## Texto extraído:
☆ ☆ ☆ ☆
Por: Daniel Barrera
El gobierno progresista de Gustavo Petro y Francia Márquez,
a pesar de gozar de unas favorables mayorías en el congreso y de contar casi
con un único partido en oposición (Centro Democrático), no ha tenido una tarea
fácil a la hora de obtener gobernabilidad. Su apretado margen de victoria le ha
implicado al gobierno entrante una alta dosis de desconfianza por parte de la
ciudadanía, una incredulidad propia de la novedad que representa un cambio
progresista de gobierno.
En ese marco, las marchas del 26 de septiembre
convocadas por la extrema derecha para expresar su rechazo contra los proyectos
de ley presentados por el gobierno estuvieron muy alejadas de ser las resonancias
democráticas lo suficientemente poderosas como para desestabilizar o perturbar
la gestión del gobierno. No pasaron de ser una masa de indignados con peticiones
muy difusas y desconectadas entre sí
La “Gran Marcha Nacional” encontró ecos en varias de las
más importantes ciudades del país: Cali, Medellín y Bogotá fueron las ciudades
en las que la movilización fue más concurrida. Varias razones explican este
fenómeno: primero, en ciudades como Medellín (bastión político y electoral del
uribismo) las voces de rechazo e inconformismo más que dirigirse al gobierno
nacional, estuvieron encaminadas a desaprobar la gestión del alcalde Daniel
Quintero. Una situación similar se vivió en Cali y en Bogotá donde los
ciudadanos que salieron a protestar estaban más movidos por la mala gestión de
sus administradores locales que por una desaprobación política al gobierno
Petro. Sin embargo, no se puede afirmar con rotundidad que ninguno de los
manifestantes salió a las calles a oponerse a las denominadas “Petro-reformas”.
☆ ☆ ☆ ☆
## Material proporcionado:
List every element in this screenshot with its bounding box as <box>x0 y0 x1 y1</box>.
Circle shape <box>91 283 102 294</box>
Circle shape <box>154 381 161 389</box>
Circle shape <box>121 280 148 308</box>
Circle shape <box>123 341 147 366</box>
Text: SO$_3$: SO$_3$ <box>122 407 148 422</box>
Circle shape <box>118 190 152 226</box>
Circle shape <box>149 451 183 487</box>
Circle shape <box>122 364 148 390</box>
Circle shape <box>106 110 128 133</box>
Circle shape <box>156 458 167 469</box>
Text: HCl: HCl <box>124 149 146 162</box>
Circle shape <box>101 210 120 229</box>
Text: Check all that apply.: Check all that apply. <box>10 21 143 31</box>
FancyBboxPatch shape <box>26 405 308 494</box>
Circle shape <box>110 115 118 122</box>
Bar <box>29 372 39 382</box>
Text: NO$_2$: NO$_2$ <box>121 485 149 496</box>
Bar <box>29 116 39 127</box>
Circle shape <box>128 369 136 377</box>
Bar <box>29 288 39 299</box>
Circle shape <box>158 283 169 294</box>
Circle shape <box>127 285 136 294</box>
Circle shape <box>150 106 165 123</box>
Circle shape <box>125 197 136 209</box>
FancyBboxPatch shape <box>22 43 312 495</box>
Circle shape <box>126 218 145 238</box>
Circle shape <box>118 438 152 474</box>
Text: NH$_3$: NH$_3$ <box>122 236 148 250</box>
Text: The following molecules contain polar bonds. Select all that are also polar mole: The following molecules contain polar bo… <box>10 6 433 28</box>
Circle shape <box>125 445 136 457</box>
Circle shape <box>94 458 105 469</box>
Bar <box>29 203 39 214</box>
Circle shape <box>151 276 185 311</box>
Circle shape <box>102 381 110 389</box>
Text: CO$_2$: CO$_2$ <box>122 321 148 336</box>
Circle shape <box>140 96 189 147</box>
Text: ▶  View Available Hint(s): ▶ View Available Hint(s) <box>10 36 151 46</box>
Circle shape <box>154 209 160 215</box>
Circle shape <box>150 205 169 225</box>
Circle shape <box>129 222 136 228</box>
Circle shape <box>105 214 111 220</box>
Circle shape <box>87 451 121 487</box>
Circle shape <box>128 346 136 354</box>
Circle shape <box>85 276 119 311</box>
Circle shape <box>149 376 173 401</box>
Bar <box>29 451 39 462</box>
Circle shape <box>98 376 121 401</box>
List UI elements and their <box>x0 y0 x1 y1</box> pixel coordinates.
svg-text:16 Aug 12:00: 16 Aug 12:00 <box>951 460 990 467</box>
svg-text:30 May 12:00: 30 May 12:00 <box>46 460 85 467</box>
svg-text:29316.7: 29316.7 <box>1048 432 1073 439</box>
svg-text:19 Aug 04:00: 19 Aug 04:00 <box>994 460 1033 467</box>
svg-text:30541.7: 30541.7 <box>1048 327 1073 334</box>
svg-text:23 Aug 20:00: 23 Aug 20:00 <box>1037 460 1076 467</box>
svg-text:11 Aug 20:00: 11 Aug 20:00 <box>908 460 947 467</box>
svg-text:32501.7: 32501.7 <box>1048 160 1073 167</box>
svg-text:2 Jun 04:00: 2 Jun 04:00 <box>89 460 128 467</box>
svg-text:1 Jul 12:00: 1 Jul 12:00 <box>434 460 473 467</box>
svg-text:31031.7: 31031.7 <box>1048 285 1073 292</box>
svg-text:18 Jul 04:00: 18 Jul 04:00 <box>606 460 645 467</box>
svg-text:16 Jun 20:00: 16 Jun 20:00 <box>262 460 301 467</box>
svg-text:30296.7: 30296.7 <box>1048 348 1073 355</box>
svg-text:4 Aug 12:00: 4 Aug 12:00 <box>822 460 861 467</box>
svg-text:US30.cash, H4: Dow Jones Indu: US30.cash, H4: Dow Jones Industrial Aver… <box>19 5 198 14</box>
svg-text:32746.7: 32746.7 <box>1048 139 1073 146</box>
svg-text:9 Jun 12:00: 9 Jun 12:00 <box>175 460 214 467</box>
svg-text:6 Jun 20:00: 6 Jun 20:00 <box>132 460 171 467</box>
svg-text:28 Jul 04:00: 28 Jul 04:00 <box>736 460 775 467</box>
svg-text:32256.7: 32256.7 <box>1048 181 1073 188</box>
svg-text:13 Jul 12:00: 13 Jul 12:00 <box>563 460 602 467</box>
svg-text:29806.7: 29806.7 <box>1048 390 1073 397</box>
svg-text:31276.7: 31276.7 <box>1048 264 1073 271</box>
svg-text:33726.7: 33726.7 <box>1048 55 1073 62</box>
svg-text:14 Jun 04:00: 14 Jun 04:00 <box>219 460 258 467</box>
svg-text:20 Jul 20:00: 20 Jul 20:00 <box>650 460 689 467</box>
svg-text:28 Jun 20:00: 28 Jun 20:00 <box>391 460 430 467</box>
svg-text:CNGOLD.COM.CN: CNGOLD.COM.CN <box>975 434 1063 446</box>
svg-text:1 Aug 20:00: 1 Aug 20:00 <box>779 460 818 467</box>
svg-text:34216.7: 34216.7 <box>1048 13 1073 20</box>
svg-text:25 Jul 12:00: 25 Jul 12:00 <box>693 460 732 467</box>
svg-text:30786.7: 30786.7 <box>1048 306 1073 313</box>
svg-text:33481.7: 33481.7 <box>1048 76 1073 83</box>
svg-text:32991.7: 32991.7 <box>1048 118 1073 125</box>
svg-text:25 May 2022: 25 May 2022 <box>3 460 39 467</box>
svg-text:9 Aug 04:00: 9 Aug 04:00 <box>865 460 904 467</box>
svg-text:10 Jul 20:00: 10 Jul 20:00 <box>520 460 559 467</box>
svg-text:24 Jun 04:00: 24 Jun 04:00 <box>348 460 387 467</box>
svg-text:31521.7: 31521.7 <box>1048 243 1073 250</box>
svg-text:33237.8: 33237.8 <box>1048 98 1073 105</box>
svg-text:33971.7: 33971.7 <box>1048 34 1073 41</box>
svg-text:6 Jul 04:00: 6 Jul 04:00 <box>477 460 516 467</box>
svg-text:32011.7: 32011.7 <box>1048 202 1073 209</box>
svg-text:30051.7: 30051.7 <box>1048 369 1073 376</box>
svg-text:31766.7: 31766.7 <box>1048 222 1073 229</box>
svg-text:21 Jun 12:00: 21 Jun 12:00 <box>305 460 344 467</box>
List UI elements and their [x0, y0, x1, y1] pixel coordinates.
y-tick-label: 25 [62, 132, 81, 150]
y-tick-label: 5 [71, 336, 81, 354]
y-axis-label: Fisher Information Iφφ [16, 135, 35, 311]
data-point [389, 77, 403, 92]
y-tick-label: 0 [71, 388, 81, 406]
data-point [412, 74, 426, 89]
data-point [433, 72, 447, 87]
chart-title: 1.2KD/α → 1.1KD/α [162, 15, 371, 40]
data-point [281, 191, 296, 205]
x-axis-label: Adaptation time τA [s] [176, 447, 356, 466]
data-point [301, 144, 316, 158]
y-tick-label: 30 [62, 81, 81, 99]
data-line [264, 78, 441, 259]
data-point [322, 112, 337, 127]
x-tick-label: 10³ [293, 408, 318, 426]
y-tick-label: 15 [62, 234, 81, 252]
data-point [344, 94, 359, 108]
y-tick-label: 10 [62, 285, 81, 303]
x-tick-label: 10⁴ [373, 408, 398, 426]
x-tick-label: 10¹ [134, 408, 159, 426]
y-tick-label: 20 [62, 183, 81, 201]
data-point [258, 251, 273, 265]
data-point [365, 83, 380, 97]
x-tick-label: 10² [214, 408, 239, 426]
☆ ☆ ☆ ☆
## Qué hacer:
(1) Reproduce el pasaje del texto sobre las marchas del 26 de septiembre desde "Por: Daniel Barrera" hasta "progresista de gobierno.".
(2) Responde estas preguntas a partir del texto sobre las marchas del 26 de septiembre:
(a) ¿Qué partido se menciona como casi el único en oposición al gobierno?
(b) ¿En qué ciudades fue más concurrida la movilización?
(c) ¿La gestión de qué alcalde desaprobaron las voces de rechazo en Medellín?

## Respuestas por tarea:
(1)
Por: Daniel Barrera
El gobierno progresista de Gustavo Petro y Francia Márquez,
a pesar de gozar de unas favorables mayorías en el congreso y de contar casi
con un único partido en oposición (Centro Democrático), no ha tenido una tarea
fácil a la hora de obtener gobernabilidad. Su apretado margen de victoria le ha
implicado al gobierno entrante una alta dosis de desconfianza por parte de la
ciudadanía, una incredulidad propia de la novedad que representa un cambio
progresista de gobierno.

(2)
(a) El partido mencionado es el Centro Democrático.
(b) La movilización fue más concurrida en Cali, Medellín y Bogotá.
(c) Desaprobaron la gestión del alcalde Daniel Quintero.